• Collection entries:
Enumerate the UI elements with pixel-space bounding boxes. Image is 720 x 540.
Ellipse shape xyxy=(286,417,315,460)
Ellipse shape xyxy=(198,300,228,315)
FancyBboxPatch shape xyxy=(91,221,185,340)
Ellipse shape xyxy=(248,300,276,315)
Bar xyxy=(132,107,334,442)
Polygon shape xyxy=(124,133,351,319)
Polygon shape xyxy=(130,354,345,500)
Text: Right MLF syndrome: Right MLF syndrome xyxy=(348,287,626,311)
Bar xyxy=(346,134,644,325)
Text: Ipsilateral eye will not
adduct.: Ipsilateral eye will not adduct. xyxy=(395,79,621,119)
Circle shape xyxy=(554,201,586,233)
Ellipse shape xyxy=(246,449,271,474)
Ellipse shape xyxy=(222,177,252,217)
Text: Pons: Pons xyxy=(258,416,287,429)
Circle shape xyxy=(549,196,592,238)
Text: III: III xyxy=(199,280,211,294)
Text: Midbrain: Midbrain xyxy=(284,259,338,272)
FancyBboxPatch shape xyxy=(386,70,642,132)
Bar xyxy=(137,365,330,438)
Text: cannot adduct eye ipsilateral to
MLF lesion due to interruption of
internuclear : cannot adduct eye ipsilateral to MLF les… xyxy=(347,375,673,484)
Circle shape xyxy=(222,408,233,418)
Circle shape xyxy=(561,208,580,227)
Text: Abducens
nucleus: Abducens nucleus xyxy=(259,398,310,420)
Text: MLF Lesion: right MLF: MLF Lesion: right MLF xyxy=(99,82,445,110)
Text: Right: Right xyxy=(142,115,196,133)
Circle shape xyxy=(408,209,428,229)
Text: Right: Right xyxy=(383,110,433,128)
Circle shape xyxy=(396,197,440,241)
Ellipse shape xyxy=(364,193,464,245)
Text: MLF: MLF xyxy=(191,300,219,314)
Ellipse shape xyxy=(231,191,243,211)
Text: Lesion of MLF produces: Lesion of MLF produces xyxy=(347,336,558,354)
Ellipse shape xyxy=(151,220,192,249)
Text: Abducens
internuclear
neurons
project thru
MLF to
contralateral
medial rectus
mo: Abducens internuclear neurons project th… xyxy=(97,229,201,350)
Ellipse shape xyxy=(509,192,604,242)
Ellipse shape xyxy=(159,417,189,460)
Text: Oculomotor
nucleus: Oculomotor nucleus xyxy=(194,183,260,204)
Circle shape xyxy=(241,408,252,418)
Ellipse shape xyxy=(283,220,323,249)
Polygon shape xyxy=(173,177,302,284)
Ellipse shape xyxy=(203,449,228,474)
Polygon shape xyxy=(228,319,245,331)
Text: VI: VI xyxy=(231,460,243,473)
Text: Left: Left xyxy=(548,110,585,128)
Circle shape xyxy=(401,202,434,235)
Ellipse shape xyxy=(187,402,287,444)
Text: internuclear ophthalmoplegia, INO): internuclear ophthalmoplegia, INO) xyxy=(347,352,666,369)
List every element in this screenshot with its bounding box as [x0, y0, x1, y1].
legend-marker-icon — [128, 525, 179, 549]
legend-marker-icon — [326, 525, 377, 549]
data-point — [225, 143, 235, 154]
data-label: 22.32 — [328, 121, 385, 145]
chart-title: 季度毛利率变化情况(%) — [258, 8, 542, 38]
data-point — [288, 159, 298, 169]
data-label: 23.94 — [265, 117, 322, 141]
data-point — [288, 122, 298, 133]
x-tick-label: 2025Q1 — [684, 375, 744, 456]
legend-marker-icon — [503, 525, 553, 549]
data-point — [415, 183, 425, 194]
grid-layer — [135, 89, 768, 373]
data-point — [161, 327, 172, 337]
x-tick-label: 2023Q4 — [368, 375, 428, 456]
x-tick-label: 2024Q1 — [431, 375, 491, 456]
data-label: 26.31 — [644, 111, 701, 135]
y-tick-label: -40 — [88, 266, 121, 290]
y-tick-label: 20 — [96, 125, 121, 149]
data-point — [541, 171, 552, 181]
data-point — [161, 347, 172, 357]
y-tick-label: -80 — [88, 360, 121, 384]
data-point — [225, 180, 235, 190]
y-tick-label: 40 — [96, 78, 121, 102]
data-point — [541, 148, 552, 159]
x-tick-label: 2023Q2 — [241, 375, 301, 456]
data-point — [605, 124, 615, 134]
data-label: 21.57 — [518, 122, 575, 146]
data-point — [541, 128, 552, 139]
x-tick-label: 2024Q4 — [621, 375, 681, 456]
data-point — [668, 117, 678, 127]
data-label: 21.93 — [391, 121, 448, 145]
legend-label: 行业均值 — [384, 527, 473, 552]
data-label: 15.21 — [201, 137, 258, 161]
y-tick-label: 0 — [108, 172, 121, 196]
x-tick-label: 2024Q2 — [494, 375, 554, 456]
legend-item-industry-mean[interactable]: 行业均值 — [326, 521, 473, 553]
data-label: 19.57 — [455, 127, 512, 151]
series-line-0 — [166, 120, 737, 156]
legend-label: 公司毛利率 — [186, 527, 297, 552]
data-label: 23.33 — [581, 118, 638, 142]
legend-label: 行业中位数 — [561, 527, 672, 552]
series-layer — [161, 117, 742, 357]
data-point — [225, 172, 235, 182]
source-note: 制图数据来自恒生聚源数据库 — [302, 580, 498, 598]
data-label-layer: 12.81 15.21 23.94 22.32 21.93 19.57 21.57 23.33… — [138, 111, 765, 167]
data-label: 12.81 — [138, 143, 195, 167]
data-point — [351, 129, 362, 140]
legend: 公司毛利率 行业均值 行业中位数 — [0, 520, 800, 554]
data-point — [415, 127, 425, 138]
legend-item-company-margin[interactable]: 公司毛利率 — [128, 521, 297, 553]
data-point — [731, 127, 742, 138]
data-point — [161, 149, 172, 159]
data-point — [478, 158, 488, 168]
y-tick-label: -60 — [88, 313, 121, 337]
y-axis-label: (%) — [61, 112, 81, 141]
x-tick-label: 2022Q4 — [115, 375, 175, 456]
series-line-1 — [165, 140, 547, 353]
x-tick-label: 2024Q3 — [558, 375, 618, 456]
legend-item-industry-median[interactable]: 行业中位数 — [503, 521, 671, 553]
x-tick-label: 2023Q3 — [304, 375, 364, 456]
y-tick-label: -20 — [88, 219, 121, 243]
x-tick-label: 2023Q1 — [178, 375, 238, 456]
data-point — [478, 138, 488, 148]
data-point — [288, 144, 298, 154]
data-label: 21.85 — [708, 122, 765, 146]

• WHAT YOU HAVE TO DO: Reproduce every listing above word for word, line by line.

• SOLUTION TO THIS PROBLEM:
Enumerate the UI elements with pixel-space bounding boxes. Image is 720 x 540.
Ellipse shape xyxy=(286,417,315,460)
Ellipse shape xyxy=(198,300,228,315)
FancyBboxPatch shape xyxy=(91,221,185,340)
Ellipse shape xyxy=(248,300,276,315)
Bar xyxy=(132,107,334,442)
Polygon shape xyxy=(124,133,351,319)
Polygon shape xyxy=(130,354,345,500)
Text: Right MLF syndrome: Right MLF syndrome xyxy=(348,287,626,311)
Bar xyxy=(346,134,644,325)
Text: Ipsilateral eye will not
adduct.: Ipsilateral eye will not adduct. xyxy=(395,79,621,119)
Circle shape xyxy=(554,201,586,233)
Ellipse shape xyxy=(246,449,271,474)
Ellipse shape xyxy=(222,177,252,217)
Text: Pons: Pons xyxy=(258,416,287,429)
Circle shape xyxy=(549,196,592,238)
Text: III: III xyxy=(199,280,211,294)
Text: Midbrain: Midbrain xyxy=(284,259,338,272)
FancyBboxPatch shape xyxy=(386,70,642,132)
Bar xyxy=(137,365,330,438)
Text: cannot adduct eye ipsilateral to
MLF lesion due to interruption of
internuclear : cannot adduct eye ipsilateral to MLF les… xyxy=(347,375,673,484)
Circle shape xyxy=(222,408,233,418)
Circle shape xyxy=(561,208,580,227)
Text: Abducens
nucleus: Abducens nucleus xyxy=(259,398,310,420)
Text: MLF Lesion: right MLF: MLF Lesion: right MLF xyxy=(99,82,445,110)
Text: Right: Right xyxy=(142,115,196,133)
Circle shape xyxy=(408,209,428,229)
Text: Right: Right xyxy=(383,110,433,128)
Circle shape xyxy=(396,197,440,241)
Ellipse shape xyxy=(364,193,464,245)
Text: MLF: MLF xyxy=(191,300,219,314)
Ellipse shape xyxy=(231,191,243,211)
Text: Lesion of MLF produces: Lesion of MLF produces xyxy=(347,336,558,354)
Ellipse shape xyxy=(151,220,192,249)
Text: Abducens
internuclear
neurons
project thru
MLF to
contralateral
medial rectus
mo: Abducens internuclear neurons project th… xyxy=(97,229,201,350)
Ellipse shape xyxy=(509,192,604,242)
Ellipse shape xyxy=(159,417,189,460)
Text: Oculomotor
nucleus: Oculomotor nucleus xyxy=(194,183,260,204)
Circle shape xyxy=(241,408,252,418)
Ellipse shape xyxy=(283,220,323,249)
Polygon shape xyxy=(173,177,302,284)
Ellipse shape xyxy=(203,449,228,474)
Polygon shape xyxy=(228,319,245,331)
Text: VI: VI xyxy=(231,460,243,473)
Text: Left: Left xyxy=(548,110,585,128)
Circle shape xyxy=(401,202,434,235)
Ellipse shape xyxy=(187,402,287,444)
Text: internuclear ophthalmoplegia, INO): internuclear ophthalmoplegia, INO) xyxy=(347,352,666,369)
List every element in this screenshot with its bounding box as [x0, y0, x1, y1].
legend-marker-icon — [128, 525, 179, 549]
legend-marker-icon — [326, 525, 377, 549]
data-point — [225, 143, 235, 154]
data-label: 22.32 — [328, 121, 385, 145]
chart-title: 季度毛利率变化情况(%) — [258, 8, 542, 38]
data-point — [288, 159, 298, 169]
data-label: 23.94 — [265, 117, 322, 141]
data-point — [288, 122, 298, 133]
x-tick-label: 2025Q1 — [684, 375, 744, 456]
legend-marker-icon — [503, 525, 553, 549]
data-point — [415, 183, 425, 194]
grid-layer — [135, 89, 768, 373]
data-point — [161, 327, 172, 337]
x-tick-label: 2023Q4 — [368, 375, 428, 456]
x-tick-label: 2024Q1 — [431, 375, 491, 456]
data-label: 26.31 — [644, 111, 701, 135]
y-tick-label: -40 — [88, 266, 121, 290]
y-tick-label: 20 — [96, 125, 121, 149]
data-point — [541, 171, 552, 181]
data-point — [161, 347, 172, 357]
y-tick-label: -80 — [88, 360, 121, 384]
data-point — [225, 180, 235, 190]
y-tick-label: 40 — [96, 78, 121, 102]
data-point — [541, 148, 552, 159]
x-tick-label: 2023Q2 — [241, 375, 301, 456]
data-point — [605, 124, 615, 134]
data-label: 21.57 — [518, 122, 575, 146]
data-point — [541, 128, 552, 139]
x-tick-label: 2024Q4 — [621, 375, 681, 456]
data-point — [668, 117, 678, 127]
data-label: 21.93 — [391, 121, 448, 145]
legend-label: 行业均值 — [384, 527, 473, 552]
data-label: 15.21 — [201, 137, 258, 161]
y-tick-label: 0 — [108, 172, 121, 196]
x-tick-label: 2024Q2 — [494, 375, 554, 456]
legend-item-industry-mean[interactable]: 行业均值 — [326, 521, 473, 553]
data-label: 19.57 — [455, 127, 512, 151]
series-line-0 — [166, 120, 737, 156]
legend-label: 公司毛利率 — [186, 527, 297, 552]
data-label: 23.33 — [581, 118, 638, 142]
legend-label: 行业中位数 — [561, 527, 672, 552]
series-layer — [161, 117, 742, 357]
data-point — [225, 172, 235, 182]
source-note: 制图数据来自恒生聚源数据库 — [302, 580, 498, 598]
data-label-layer: 12.81 15.21 23.94 22.32 21.93 19.57 21.57 23.33… — [138, 111, 765, 167]
data-label: 12.81 — [138, 143, 195, 167]
data-point — [351, 129, 362, 140]
legend: 公司毛利率 行业均值 行业中位数 — [0, 520, 800, 554]
data-point — [415, 127, 425, 138]
legend-item-company-margin[interactable]: 公司毛利率 — [128, 521, 297, 553]
data-point — [731, 127, 742, 138]
data-point — [161, 149, 172, 159]
data-point — [478, 158, 488, 168]
y-tick-label: -60 — [88, 313, 121, 337]
y-axis-label: (%) — [61, 112, 81, 141]
x-tick-label: 2022Q4 — [115, 375, 175, 456]
series-line-1 — [165, 140, 547, 353]
x-tick-label: 2024Q3 — [558, 375, 618, 456]
legend-item-industry-median[interactable]: 行业中位数 — [503, 521, 671, 553]
x-tick-label: 2023Q3 — [304, 375, 364, 456]
y-tick-label: -20 — [88, 219, 121, 243]
x-tick-label: 2023Q1 — [178, 375, 238, 456]
data-point — [478, 138, 488, 148]
data-point — [288, 144, 298, 154]
data-label: 21.85 — [708, 122, 765, 146]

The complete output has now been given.